=== Written exercise ===
Repeat the records below exactly, leaving out any pictures.

=== Material for the task ===
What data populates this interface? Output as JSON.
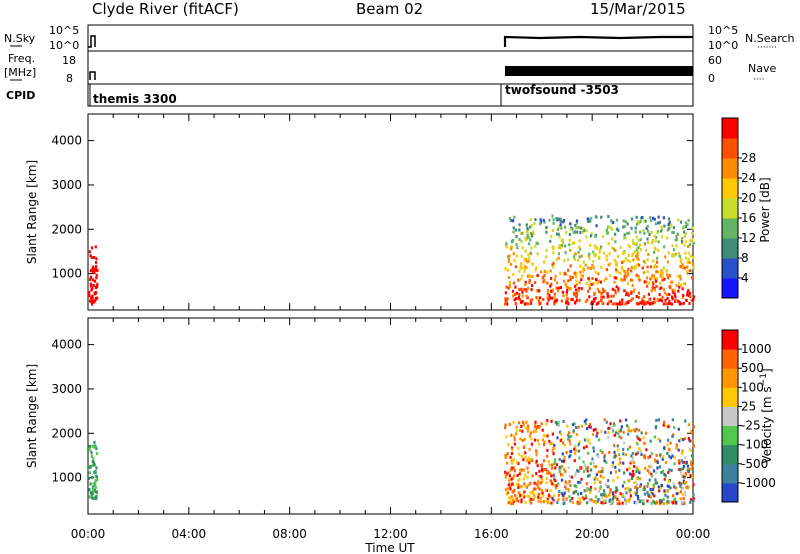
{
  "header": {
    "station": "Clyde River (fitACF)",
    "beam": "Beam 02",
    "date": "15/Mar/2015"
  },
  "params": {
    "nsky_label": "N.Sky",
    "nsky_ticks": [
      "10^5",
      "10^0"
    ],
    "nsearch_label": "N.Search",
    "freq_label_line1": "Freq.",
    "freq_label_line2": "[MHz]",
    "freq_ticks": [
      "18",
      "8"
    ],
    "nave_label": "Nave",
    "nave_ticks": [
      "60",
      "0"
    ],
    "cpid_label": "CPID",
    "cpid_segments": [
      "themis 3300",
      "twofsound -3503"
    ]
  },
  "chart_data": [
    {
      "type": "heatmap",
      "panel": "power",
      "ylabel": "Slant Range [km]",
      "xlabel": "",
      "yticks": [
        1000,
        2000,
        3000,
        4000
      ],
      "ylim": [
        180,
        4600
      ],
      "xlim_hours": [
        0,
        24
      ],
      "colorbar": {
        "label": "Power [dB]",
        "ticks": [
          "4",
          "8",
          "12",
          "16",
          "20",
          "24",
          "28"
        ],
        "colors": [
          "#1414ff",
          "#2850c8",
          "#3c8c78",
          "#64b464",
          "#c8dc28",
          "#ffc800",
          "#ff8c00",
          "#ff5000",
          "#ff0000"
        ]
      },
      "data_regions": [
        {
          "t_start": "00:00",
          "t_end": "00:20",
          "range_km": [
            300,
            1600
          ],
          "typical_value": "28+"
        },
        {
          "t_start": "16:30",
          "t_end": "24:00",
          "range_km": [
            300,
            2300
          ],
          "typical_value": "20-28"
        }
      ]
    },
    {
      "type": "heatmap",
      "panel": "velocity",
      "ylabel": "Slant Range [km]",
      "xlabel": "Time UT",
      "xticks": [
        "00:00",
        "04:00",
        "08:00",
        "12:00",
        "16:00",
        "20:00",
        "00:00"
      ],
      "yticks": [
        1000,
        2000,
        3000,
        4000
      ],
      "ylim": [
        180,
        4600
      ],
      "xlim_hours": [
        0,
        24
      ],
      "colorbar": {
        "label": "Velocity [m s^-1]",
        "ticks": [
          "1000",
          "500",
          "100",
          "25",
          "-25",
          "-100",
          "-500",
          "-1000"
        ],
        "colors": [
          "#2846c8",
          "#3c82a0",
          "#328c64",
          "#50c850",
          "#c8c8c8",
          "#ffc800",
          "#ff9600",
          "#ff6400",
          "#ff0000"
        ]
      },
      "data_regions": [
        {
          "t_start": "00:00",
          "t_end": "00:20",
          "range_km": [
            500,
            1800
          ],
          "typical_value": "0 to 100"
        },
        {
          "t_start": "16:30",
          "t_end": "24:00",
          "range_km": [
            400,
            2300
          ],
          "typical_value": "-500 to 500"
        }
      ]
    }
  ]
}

=== Exercise result ===
What data populates this interface? Output as JSON.
{
  "header": {
    "station": "Clyde River (fitACF)",
    "beam": "Beam 02",
    "date": "15/Mar/2015"
  },
  "params": {
    "nsky_label": "N.Sky",
    "nsky_ticks": [
      "10^5",
      "10^0"
    ],
    "nsearch_label": "N.Search",
    "freq_label_line1": "Freq.",
    "freq_label_line2": "[MHz]",
    "freq_ticks": [
      "18",
      "8"
    ],
    "nave_label": "Nave",
    "nave_ticks": [
      "60",
      "0"
    ],
    "cpid_label": "CPID",
    "cpid_segments": [
      "themis 3300",
      "twofsound -3503"
    ]
  },
  "chart_data": [
    {
      "type": "heatmap",
      "panel": "power",
      "ylabel": "Slant Range [km]",
      "xlabel": "",
      "yticks": [
        1000,
        2000,
        3000,
        4000
      ],
      "ylim": [
        180,
        4600
      ],
      "xlim_hours": [
        0,
        24
      ],
      "colorbar": {
        "label": "Power [dB]",
        "ticks": [
          "4",
          "8",
          "12",
          "16",
          "20",
          "24",
          "28"
        ],
        "colors": [
          "#1414ff",
          "#2850c8",
          "#3c8c78",
          "#64b464",
          "#c8dc28",
          "#ffc800",
          "#ff8c00",
          "#ff5000",
          "#ff0000"
        ]
      },
      "data_regions": [
        {
          "t_start": "00:00",
          "t_end": "00:20",
          "range_km": [
            300,
            1600
          ],
          "typical_value": "28+"
        },
        {
          "t_start": "16:30",
          "t_end": "24:00",
          "range_km": [
            300,
            2300
          ],
          "typical_value": "20-28"
        }
      ]
    },
    {
      "type": "heatmap",
      "panel": "velocity",
      "ylabel": "Slant Range [km]",
      "xlabel": "Time UT",
      "xticks": [
        "00:00",
        "04:00",
        "08:00",
        "12:00",
        "16:00",
        "20:00",
        "00:00"
      ],
      "yticks": [
        1000,
        2000,
        3000,
        4000
      ],
      "ylim": [
        180,
        4600
      ],
      "xlim_hours": [
        0,
        24
      ],
      "colorbar": {
        "label": "Velocity [m s^-1]",
        "ticks": [
          "1000",
          "500",
          "100",
          "25",
          "-25",
          "-100",
          "-500",
          "-1000"
        ],
        "colors": [
          "#2846c8",
          "#3c82a0",
          "#328c64",
          "#50c850",
          "#c8c8c8",
          "#ffc800",
          "#ff9600",
          "#ff6400",
          "#ff0000"
        ]
      },
      "data_regions": [
        {
          "t_start": "00:00",
          "t_end": "00:20",
          "range_km": [
            500,
            1800
          ],
          "typical_value": "0 to 100"
        },
        {
          "t_start": "16:30",
          "t_end": "24:00",
          "range_km": [
            400,
            2300
          ],
          "typical_value": "-500 to 500"
        }
      ]
    }
  ]
}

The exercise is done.